Dataset records
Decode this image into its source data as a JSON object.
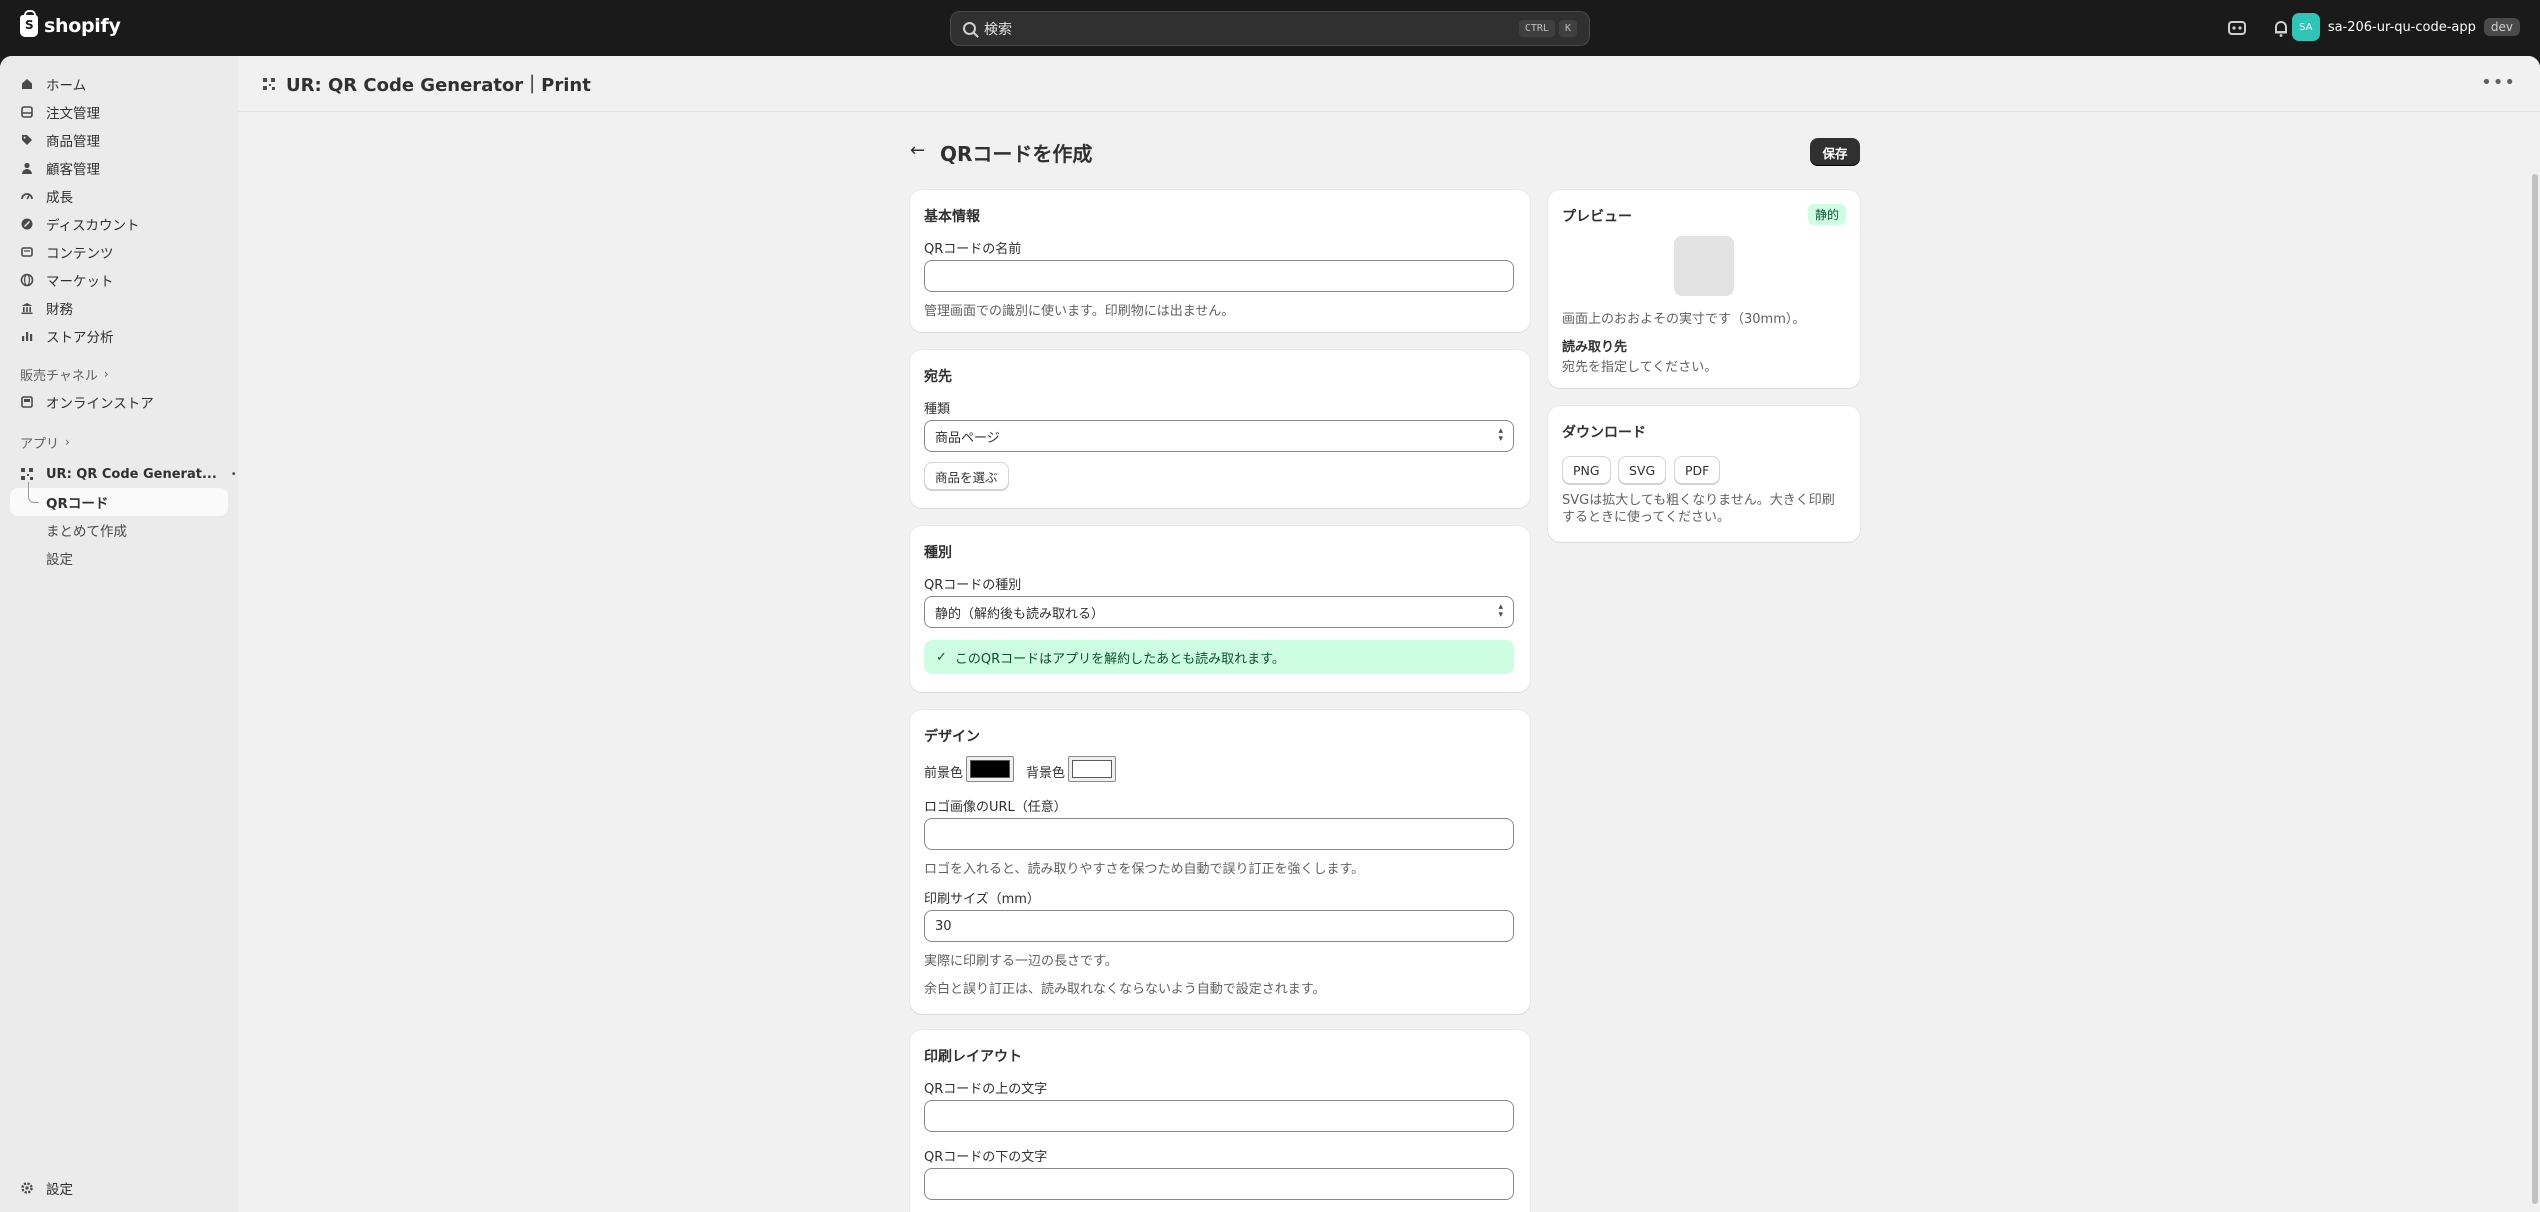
{
  "topbar": {
    "logo_text": "shopify",
    "search_placeholder": "検索",
    "shortcut_keys": [
      "CTRL",
      "K"
    ],
    "store_name": "sa-206-ur-qu-code-app",
    "avatar_initials": "SA",
    "env_tag": "dev"
  },
  "sidebar": {
    "items": [
      {
        "label": "ホーム",
        "icon": "home-icon"
      },
      {
        "label": "注文管理",
        "icon": "orders-icon"
      },
      {
        "label": "商品管理",
        "icon": "tag-icon"
      },
      {
        "label": "顧客管理",
        "icon": "person-icon"
      },
      {
        "label": "成長",
        "icon": "gauge-icon"
      },
      {
        "label": "ディスカウント",
        "icon": "discount-icon"
      },
      {
        "label": "コンテンツ",
        "icon": "content-icon"
      },
      {
        "label": "マーケット",
        "icon": "globe-icon"
      },
      {
        "label": "財務",
        "icon": "bank-icon"
      },
      {
        "label": "ストア分析",
        "icon": "bar-chart-icon"
      }
    ],
    "sales_channels_label": "販売チャネル",
    "online_store_label": "オンラインストア",
    "apps_label": "アプリ",
    "app_name": "UR: QR Code Generat...",
    "app_subitems": [
      "QRコード",
      "まとめて作成",
      "設定"
    ],
    "settings_label": "設定"
  },
  "app_header": {
    "title": "UR: QR Code Generator｜Print"
  },
  "page": {
    "title": "QRコードを作成",
    "save_label": "保存"
  },
  "basic": {
    "title": "基本情報",
    "name_label": "QRコードの名前",
    "name_value": "",
    "name_help": "管理画面での識別に使います。印刷物には出ません。"
  },
  "destination": {
    "title": "宛先",
    "type_label": "種類",
    "type_value": "商品ページ",
    "choose_product_label": "商品を選ぶ"
  },
  "kind": {
    "title": "種別",
    "kind_label": "QRコードの種別",
    "kind_value": "静的（解約後も読み取れる）",
    "banner_text": "このQRコードはアプリを解約したあとも読み取れます。"
  },
  "design": {
    "title": "デザイン",
    "fg_label": "前景色",
    "fg_color": "#000000",
    "bg_label": "背景色",
    "bg_color": "#ffffff",
    "logo_url_label": "ロゴ画像のURL（任意）",
    "logo_url_value": "",
    "logo_help": "ロゴを入れると、読み取りやすさを保つため自動で誤り訂正を強くします。",
    "print_size_label": "印刷サイズ（mm）",
    "print_size_value": "30",
    "print_size_help1": "実際に印刷する一辺の長さです。",
    "print_size_help2": "余白と誤り訂正は、読み取れなくならないよう自動で設定されます。"
  },
  "layout": {
    "title": "印刷レイアウト",
    "top_text_label": "QRコードの上の文字",
    "top_text_value": "",
    "bottom_text_label": "QRコードの下の文字",
    "bottom_text_value": ""
  },
  "preview": {
    "title": "プレビュー",
    "badge": "静的",
    "size_note": "画面上のおおよその実寸です（30mm）。",
    "read_dest_label": "読み取り先",
    "read_dest_text": "宛先を指定してください。"
  },
  "download": {
    "title": "ダウンロード",
    "buttons": [
      "PNG",
      "SVG",
      "PDF"
    ],
    "note": "SVGは拡大しても粗くなりません。大きく印刷するときに使ってください。"
  }
}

What you will do
Leave the images out and output the remaining material exactly as it stands.

Full answer
Decode this image into its source data as a JSON object.
{
  "topbar": {
    "logo_text": "shopify",
    "search_placeholder": "検索",
    "shortcut_keys": [
      "CTRL",
      "K"
    ],
    "store_name": "sa-206-ur-qu-code-app",
    "avatar_initials": "SA",
    "env_tag": "dev"
  },
  "sidebar": {
    "items": [
      {
        "label": "ホーム",
        "icon": "home-icon"
      },
      {
        "label": "注文管理",
        "icon": "orders-icon"
      },
      {
        "label": "商品管理",
        "icon": "tag-icon"
      },
      {
        "label": "顧客管理",
        "icon": "person-icon"
      },
      {
        "label": "成長",
        "icon": "gauge-icon"
      },
      {
        "label": "ディスカウント",
        "icon": "discount-icon"
      },
      {
        "label": "コンテンツ",
        "icon": "content-icon"
      },
      {
        "label": "マーケット",
        "icon": "globe-icon"
      },
      {
        "label": "財務",
        "icon": "bank-icon"
      },
      {
        "label": "ストア分析",
        "icon": "bar-chart-icon"
      }
    ],
    "sales_channels_label": "販売チャネル",
    "online_store_label": "オンラインストア",
    "apps_label": "アプリ",
    "app_name": "UR: QR Code Generat...",
    "app_subitems": [
      "QRコード",
      "まとめて作成",
      "設定"
    ],
    "settings_label": "設定"
  },
  "app_header": {
    "title": "UR: QR Code Generator｜Print"
  },
  "page": {
    "title": "QRコードを作成",
    "save_label": "保存"
  },
  "basic": {
    "title": "基本情報",
    "name_label": "QRコードの名前",
    "name_value": "",
    "name_help": "管理画面での識別に使います。印刷物には出ません。"
  },
  "destination": {
    "title": "宛先",
    "type_label": "種類",
    "type_value": "商品ページ",
    "choose_product_label": "商品を選ぶ"
  },
  "kind": {
    "title": "種別",
    "kind_label": "QRコードの種別",
    "kind_value": "静的（解約後も読み取れる）",
    "banner_text": "このQRコードはアプリを解約したあとも読み取れます。"
  },
  "design": {
    "title": "デザイン",
    "fg_label": "前景色",
    "fg_color": "#000000",
    "bg_label": "背景色",
    "bg_color": "#ffffff",
    "logo_url_label": "ロゴ画像のURL（任意）",
    "logo_url_value": "",
    "logo_help": "ロゴを入れると、読み取りやすさを保つため自動で誤り訂正を強くします。",
    "print_size_label": "印刷サイズ（mm）",
    "print_size_value": "30",
    "print_size_help1": "実際に印刷する一辺の長さです。",
    "print_size_help2": "余白と誤り訂正は、読み取れなくならないよう自動で設定されます。"
  },
  "layout": {
    "title": "印刷レイアウト",
    "top_text_label": "QRコードの上の文字",
    "top_text_value": "",
    "bottom_text_label": "QRコードの下の文字",
    "bottom_text_value": ""
  },
  "preview": {
    "title": "プレビュー",
    "badge": "静的",
    "size_note": "画面上のおおよその実寸です（30mm）。",
    "read_dest_label": "読み取り先",
    "read_dest_text": "宛先を指定してください。"
  },
  "download": {
    "title": "ダウンロード",
    "buttons": [
      "PNG",
      "SVG",
      "PDF"
    ],
    "note": "SVGは拡大しても粗くなりません。大きく印刷するときに使ってください。"
  }
}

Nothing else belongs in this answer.